::: Available records

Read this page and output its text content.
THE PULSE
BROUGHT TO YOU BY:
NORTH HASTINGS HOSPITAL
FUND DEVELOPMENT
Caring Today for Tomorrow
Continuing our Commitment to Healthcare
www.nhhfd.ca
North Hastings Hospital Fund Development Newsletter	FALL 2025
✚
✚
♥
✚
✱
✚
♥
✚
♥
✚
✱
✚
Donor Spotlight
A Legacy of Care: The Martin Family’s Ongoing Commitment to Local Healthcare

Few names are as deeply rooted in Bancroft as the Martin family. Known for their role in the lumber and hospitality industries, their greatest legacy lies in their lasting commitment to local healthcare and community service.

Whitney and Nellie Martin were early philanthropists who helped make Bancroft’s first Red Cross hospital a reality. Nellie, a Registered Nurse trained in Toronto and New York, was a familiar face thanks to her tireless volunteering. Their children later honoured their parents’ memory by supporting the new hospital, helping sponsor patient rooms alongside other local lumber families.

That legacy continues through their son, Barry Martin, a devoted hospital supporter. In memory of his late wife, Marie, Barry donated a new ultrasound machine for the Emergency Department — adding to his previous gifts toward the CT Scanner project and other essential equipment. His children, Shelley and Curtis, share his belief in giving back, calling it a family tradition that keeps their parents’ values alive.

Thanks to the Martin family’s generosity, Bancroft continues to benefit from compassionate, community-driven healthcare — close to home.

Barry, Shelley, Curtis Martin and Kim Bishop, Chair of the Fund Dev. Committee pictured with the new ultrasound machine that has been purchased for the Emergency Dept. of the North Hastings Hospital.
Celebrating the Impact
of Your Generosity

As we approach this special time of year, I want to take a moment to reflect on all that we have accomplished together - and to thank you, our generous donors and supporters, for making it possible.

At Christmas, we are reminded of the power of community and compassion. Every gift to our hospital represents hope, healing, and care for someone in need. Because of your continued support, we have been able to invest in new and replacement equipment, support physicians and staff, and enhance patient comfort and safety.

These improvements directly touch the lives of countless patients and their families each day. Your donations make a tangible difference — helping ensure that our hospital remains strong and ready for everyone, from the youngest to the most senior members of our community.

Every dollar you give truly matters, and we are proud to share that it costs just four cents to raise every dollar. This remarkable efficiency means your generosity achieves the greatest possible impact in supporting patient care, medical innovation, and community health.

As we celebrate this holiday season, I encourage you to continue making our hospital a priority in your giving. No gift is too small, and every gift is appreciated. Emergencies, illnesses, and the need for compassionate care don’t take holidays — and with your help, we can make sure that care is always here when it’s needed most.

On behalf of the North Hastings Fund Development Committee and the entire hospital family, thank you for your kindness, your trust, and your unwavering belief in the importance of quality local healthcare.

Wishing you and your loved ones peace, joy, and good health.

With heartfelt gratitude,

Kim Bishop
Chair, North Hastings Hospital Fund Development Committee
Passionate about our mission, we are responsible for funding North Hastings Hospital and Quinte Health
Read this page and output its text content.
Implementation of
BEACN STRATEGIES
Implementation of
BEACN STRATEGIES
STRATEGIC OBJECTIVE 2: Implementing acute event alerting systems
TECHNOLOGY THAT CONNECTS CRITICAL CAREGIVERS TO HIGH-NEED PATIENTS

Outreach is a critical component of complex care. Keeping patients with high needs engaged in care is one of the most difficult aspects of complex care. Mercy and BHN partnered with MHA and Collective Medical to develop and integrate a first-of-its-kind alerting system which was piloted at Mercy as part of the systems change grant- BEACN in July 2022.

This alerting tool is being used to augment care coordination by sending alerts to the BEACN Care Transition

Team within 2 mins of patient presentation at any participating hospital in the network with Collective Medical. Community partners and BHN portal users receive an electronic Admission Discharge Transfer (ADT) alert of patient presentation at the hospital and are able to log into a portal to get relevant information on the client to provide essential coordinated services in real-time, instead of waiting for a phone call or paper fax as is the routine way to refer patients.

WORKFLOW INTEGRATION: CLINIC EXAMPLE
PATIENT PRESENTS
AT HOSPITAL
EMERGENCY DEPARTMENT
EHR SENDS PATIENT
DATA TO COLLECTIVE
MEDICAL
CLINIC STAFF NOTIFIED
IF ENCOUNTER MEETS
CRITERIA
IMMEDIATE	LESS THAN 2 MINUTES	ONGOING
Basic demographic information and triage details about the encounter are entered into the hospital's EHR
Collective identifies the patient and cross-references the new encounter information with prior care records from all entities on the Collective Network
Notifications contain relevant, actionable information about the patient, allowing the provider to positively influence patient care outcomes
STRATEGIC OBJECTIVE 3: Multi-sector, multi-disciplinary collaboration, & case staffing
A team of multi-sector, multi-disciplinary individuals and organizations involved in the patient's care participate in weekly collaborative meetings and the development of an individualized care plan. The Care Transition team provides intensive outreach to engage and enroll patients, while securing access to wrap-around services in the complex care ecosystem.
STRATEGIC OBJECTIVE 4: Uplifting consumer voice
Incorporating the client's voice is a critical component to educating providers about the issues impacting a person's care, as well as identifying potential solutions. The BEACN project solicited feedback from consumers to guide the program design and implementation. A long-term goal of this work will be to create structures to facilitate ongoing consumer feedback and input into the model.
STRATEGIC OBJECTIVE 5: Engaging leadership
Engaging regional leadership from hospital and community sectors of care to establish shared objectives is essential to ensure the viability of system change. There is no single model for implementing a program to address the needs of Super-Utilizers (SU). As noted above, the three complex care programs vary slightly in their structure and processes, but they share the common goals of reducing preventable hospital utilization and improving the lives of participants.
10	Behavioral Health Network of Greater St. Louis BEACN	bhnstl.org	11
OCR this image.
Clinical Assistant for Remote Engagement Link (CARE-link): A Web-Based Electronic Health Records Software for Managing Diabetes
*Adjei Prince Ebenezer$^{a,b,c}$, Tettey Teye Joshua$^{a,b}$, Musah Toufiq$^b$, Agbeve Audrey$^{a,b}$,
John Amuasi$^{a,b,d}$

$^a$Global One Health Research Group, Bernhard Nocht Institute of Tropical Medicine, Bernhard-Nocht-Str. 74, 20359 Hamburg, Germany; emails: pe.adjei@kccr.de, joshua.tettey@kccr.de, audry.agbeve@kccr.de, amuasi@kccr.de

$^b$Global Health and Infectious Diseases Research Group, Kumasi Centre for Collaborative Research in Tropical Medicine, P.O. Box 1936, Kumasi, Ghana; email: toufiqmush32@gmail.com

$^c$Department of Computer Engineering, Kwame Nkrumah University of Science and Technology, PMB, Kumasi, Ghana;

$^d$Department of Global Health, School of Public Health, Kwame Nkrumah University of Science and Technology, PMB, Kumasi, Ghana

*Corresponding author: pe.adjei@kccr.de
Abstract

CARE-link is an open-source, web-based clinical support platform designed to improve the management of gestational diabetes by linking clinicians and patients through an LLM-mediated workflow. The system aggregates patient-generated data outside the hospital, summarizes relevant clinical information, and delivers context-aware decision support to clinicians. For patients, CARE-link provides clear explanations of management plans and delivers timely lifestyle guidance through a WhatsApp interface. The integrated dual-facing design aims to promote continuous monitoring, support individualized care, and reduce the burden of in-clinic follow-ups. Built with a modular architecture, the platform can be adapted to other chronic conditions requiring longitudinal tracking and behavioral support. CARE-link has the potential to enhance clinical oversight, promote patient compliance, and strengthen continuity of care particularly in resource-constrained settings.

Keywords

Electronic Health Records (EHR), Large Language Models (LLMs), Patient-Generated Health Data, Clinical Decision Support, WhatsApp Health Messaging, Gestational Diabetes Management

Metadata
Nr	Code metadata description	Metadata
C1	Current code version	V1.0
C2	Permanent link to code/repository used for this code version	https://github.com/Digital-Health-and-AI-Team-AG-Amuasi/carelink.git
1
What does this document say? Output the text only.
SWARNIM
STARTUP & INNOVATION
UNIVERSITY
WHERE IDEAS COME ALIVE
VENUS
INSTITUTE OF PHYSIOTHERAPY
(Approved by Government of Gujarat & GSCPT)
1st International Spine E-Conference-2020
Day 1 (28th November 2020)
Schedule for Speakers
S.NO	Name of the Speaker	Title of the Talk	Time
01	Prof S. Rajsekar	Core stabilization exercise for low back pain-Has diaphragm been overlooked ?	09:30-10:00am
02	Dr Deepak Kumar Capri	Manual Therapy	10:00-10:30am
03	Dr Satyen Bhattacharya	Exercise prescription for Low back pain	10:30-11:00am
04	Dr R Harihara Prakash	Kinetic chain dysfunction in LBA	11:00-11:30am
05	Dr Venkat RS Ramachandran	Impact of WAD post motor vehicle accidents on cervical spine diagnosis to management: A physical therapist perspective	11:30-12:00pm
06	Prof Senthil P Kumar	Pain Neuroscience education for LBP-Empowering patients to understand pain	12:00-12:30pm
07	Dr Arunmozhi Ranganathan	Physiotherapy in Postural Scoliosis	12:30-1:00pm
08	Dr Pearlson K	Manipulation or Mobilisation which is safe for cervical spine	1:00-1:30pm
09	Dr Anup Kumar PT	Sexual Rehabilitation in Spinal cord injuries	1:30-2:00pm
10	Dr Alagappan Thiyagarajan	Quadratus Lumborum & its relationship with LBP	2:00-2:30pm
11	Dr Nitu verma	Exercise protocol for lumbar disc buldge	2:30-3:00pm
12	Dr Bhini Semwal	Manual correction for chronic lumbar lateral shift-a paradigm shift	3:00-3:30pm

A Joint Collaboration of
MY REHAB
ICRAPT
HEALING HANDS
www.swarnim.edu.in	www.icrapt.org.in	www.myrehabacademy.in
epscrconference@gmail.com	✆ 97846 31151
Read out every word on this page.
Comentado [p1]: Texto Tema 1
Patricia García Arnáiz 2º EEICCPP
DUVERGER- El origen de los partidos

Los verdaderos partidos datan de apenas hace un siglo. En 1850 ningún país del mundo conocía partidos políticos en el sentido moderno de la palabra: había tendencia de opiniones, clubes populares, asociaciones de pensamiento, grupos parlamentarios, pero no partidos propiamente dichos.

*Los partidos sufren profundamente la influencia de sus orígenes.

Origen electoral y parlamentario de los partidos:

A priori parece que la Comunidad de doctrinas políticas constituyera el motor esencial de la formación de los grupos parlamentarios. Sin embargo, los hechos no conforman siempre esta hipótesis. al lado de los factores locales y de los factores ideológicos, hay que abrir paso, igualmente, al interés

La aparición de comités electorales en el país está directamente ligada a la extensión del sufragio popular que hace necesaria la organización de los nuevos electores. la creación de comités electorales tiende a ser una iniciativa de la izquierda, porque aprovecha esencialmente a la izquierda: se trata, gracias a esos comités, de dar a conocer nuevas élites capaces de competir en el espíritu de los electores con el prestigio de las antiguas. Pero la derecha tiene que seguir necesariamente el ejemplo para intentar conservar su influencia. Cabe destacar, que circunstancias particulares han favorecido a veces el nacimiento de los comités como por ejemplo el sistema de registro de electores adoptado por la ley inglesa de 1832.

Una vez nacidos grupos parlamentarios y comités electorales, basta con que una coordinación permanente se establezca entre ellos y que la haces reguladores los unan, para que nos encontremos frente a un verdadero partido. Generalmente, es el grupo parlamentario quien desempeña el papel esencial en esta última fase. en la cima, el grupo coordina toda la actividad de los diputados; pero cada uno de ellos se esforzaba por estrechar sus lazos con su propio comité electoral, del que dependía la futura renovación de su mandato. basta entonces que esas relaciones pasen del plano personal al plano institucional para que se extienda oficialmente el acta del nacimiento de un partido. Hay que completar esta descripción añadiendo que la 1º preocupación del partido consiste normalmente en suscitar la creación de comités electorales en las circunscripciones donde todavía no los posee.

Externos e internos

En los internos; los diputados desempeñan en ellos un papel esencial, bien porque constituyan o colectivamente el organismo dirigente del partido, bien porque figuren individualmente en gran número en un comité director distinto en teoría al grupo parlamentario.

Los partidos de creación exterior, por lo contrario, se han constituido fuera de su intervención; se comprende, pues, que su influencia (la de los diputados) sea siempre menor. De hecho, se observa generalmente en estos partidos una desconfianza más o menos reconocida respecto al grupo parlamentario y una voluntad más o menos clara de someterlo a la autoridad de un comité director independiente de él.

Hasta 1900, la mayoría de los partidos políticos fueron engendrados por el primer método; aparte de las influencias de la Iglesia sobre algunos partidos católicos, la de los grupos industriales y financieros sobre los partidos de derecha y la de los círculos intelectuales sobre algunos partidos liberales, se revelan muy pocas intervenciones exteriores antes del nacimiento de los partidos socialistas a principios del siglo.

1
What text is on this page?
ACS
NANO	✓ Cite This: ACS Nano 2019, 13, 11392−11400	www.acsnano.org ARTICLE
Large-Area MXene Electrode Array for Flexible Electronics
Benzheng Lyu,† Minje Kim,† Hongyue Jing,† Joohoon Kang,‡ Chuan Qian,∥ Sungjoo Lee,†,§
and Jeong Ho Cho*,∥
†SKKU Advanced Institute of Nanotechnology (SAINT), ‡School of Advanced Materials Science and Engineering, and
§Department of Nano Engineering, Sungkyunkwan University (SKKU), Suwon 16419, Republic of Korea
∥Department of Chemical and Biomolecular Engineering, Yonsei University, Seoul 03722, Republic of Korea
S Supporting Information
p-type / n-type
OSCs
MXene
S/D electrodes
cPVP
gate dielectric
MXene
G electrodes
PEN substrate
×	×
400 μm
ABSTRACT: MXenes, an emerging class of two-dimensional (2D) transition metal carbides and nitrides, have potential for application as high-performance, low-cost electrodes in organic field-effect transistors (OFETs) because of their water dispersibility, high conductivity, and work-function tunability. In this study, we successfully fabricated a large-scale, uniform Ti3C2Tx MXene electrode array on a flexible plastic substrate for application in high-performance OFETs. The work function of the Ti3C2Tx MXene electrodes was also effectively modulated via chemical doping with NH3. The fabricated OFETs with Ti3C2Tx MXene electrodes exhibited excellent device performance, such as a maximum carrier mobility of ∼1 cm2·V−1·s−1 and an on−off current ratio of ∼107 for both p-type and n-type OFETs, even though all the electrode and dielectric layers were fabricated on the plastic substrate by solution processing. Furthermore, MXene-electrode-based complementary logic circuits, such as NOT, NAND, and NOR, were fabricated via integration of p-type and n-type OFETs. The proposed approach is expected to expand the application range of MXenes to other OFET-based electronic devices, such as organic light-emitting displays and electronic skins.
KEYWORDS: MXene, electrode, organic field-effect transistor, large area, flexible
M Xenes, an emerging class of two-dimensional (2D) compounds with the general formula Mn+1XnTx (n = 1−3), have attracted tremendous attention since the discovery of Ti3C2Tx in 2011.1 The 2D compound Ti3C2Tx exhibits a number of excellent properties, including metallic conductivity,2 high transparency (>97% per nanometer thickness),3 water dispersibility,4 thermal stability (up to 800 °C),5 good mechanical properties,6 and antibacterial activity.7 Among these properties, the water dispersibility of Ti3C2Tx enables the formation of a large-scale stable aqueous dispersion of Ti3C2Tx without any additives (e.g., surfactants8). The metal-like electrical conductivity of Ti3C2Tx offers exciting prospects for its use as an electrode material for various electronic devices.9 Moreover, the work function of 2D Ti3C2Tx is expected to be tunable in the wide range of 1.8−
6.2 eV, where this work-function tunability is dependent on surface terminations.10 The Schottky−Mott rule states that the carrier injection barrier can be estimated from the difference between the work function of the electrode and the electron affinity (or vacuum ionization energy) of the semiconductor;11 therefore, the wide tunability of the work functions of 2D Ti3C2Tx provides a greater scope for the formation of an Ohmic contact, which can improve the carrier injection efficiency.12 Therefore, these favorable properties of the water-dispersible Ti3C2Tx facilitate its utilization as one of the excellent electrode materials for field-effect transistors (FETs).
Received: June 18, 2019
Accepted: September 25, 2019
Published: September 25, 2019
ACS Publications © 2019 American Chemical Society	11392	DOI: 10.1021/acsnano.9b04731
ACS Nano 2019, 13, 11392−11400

::::::

> [Work request]:
The answer must be every line from the records above that contains the word "kccr", copied in full.

> [Response below]:
$^a$Global One Health Research Group, Bernhard Nocht Institute of Tropical Medicine, Bernhard-Nocht-Str. 74, 20359 Hamburg, Germany; emails: pe.adjei@kccr.de, joshua.tettey@kccr.de, audry.agbeve@kccr.de, amuasi@kccr.de
*Corresponding author: pe.adjei@kccr.de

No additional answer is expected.